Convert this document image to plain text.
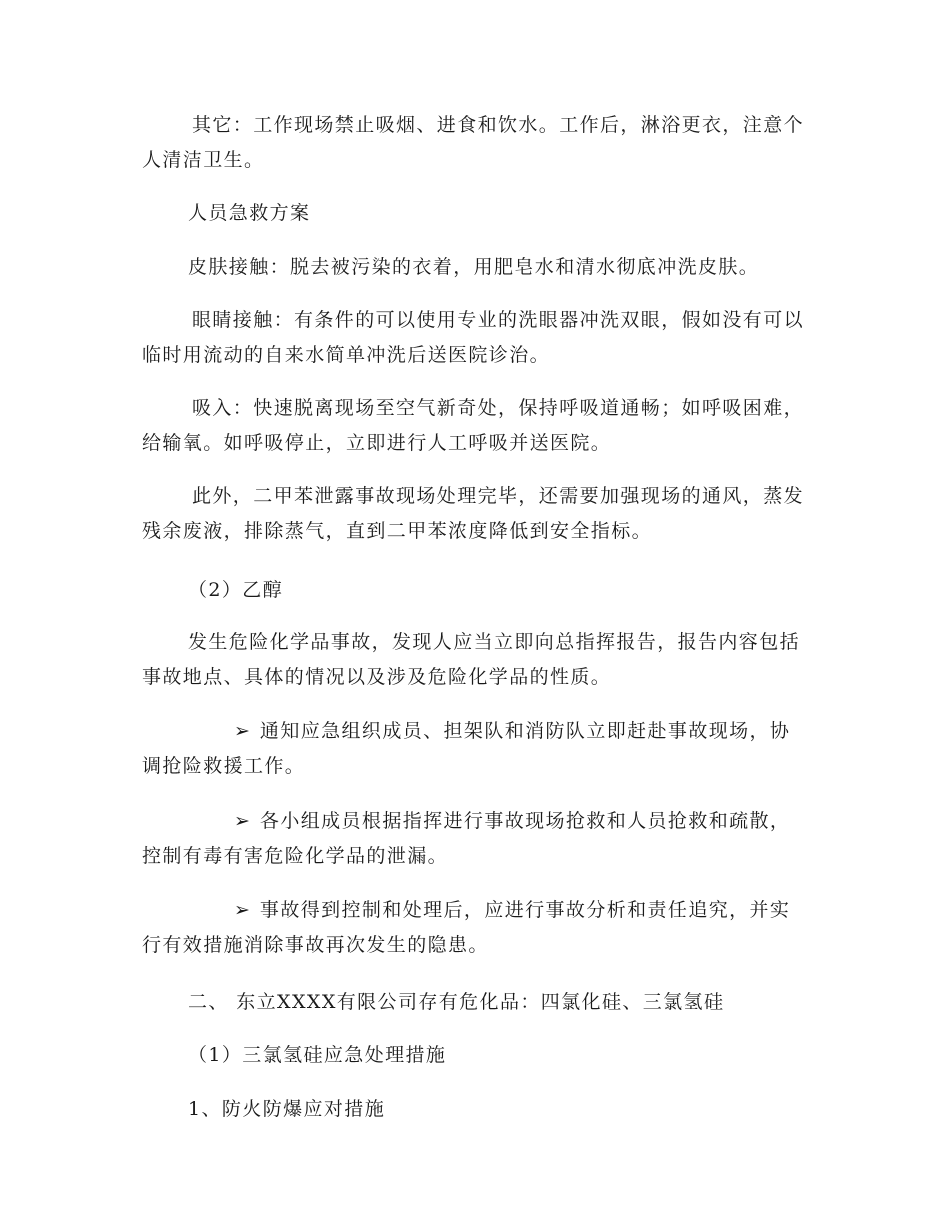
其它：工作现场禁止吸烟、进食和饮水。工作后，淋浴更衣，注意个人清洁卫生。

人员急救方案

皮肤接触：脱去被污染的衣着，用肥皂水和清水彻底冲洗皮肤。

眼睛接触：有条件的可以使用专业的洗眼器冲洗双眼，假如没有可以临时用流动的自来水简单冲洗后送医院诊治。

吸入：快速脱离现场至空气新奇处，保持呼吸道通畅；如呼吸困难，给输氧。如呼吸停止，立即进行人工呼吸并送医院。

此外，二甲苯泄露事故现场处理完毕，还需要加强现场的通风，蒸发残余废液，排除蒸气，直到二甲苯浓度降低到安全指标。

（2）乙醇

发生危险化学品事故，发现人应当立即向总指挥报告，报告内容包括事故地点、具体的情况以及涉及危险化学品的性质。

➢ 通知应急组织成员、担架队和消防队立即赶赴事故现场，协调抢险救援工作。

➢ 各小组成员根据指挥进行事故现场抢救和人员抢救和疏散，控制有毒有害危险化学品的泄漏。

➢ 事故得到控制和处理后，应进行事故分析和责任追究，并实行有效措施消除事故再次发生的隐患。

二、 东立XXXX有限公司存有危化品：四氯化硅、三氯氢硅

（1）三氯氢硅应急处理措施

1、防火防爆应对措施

#####

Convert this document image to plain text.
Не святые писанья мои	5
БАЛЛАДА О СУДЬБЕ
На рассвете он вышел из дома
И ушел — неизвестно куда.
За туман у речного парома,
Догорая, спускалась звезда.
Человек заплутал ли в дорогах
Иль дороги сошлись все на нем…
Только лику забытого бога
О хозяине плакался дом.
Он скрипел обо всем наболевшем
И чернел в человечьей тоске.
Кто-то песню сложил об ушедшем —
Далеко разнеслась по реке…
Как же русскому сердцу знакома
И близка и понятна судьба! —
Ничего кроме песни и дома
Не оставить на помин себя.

#####

| EXERCISE INSTRUCTIONS |
Look back over the material above and state how many lines hold the word "дома". Write the number and nothing else.

| THE REPLY |
2